Problem to solve: Determine how many lines contain the string "color" and reply with that number alone.

Task data:
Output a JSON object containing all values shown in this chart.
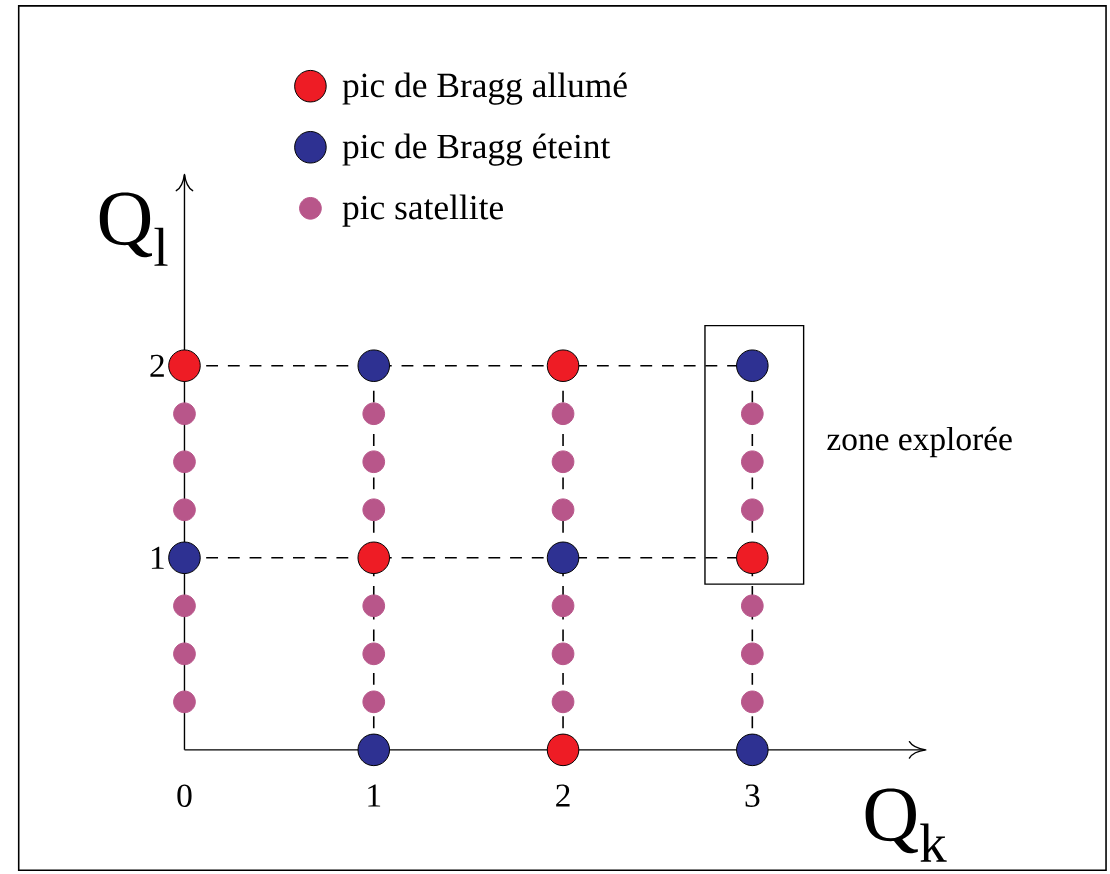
{
  "chart_data": {
    "type": "scatter",
    "xlabel": "Q$_{k}$",
    "ylabel": "Q$_{l}$",
    "xlim": [
      0,
      3.92
    ],
    "ylim": [
      0,
      3
    ],
    "xticks": [
      0,
      1,
      2,
      3
    ],
    "yticks": [
      1,
      2
    ],
    "legend": "top",
    "marker": "circle",
    "series": [
      {
        "name": "pic de Bragg allumé",
        "color": "#ee1c25",
        "x": [
          0,
          2,
          1,
          3,
          2
        ],
        "values": [
          2,
          2,
          1,
          1,
          0
        ]
      },
      {
        "name": "pic de Bragg éteint",
        "color": "#2e3192",
        "x": [
          1,
          3,
          0,
          2,
          1,
          3
        ],
        "values": [
          2,
          2,
          1,
          1,
          0,
          0
        ]
      },
      {
        "name": "pic satellite",
        "color": "#b8568a",
        "x": [
          0,
          0,
          0,
          0,
          0,
          0,
          1,
          1,
          1,
          1,
          1,
          1,
          2,
          2,
          2,
          2,
          2,
          2,
          3,
          3,
          3,
          3,
          3,
          3
        ],
        "values": [
          0.25,
          0.5,
          0.75,
          1.25,
          1.5,
          1.75,
          0.25,
          0.5,
          0.75,
          1.25,
          1.5,
          1.75,
          0.25,
          0.5,
          0.75,
          1.25,
          1.5,
          1.75,
          0.25,
          0.5,
          0.75,
          1.25,
          1.5,
          1.75
        ]
      }
    ],
    "ref_lines": [
      {
        "axis": "y",
        "value": 1,
        "line_style": "dashed"
      },
      {
        "axis": "y",
        "value": 2,
        "line_style": "dashed"
      },
      {
        "axis": "x",
        "value": 1,
        "line_style": "dashed"
      },
      {
        "axis": "x",
        "value": 2,
        "line_style": "dashed"
      },
      {
        "axis": "x",
        "value": 3,
        "line_style": "dashed"
      }
    ],
    "annotations": [
      {
        "text": "zone explorée",
        "x": 3,
        "y": 1.5
      }
    ]
  }
}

Complete output: 3